> SET EXERCISE: Find each line containing the string "Diluted" and return it.

> THE RECORDS:
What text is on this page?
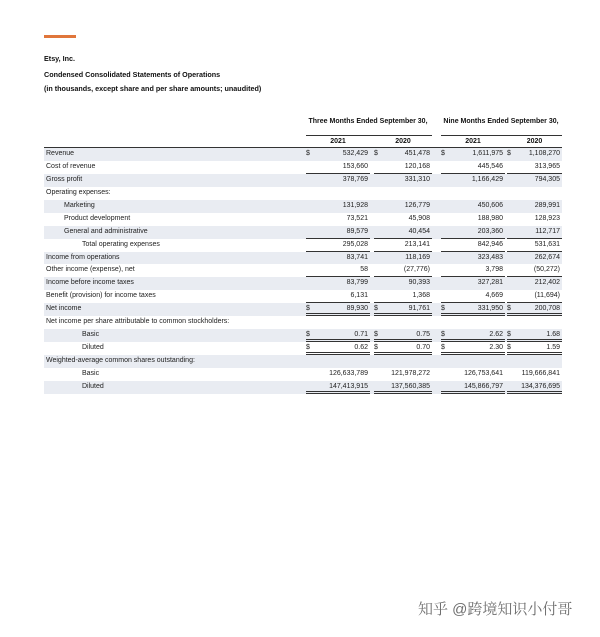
Etsy, Inc.
Condensed Consolidated Statements of Operations
(in thousands, except share and per share amounts; unaudited)
Three Months Ended September 30,	Nine Months Ended September 30,
2021	2020	2021	2020
Revenue	$	532,429 $	451,478 $	1,611,975 $	1,108,270
Cost of revenue	153,660	120,168	445,546	313,965
Gross profit	378,769	331,310	1,166,429	794,305
Operating expenses:
Marketing	131,928	126,779	450,606	289,991
Product development	73,521	45,908	188,980	128,923
General and administrative	89,579	40,454	203,360	112,717
Total operating expenses	295,028	213,141	842,946	531,631
Income from operations	83,741	118,169	323,483	262,674
Other income (expense), net	58	(27,776)	3,798	(50,272)
Income before income taxes	83,799	90,393	327,281	212,402
Benefit (provision) for income taxes	6,131	1,368	4,669	(11,694)
Net income	$	89,930 $	91,761 $	331,950 $	200,708
Net income per share attributable to common stockholders:
Basic	$	0.71 $	0.75 $	2.62 $	1.68
Diluted	$	0.62 $	0.70 $	2.30 $	1.59
Weighted-average common shares outstanding:
Basic	126,633,789	121,978,272	126,753,641	119,666,841
Diluted	147,413,915	137,560,385	145,866,797	134,376,695
知乎 @跨境知识小付哥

> TASK RESULT:
Diluted	$	0.62 $	0.70 $	2.30 $	1.59
Diluted	147,413,915	137,560,385	145,866,797	134,376,695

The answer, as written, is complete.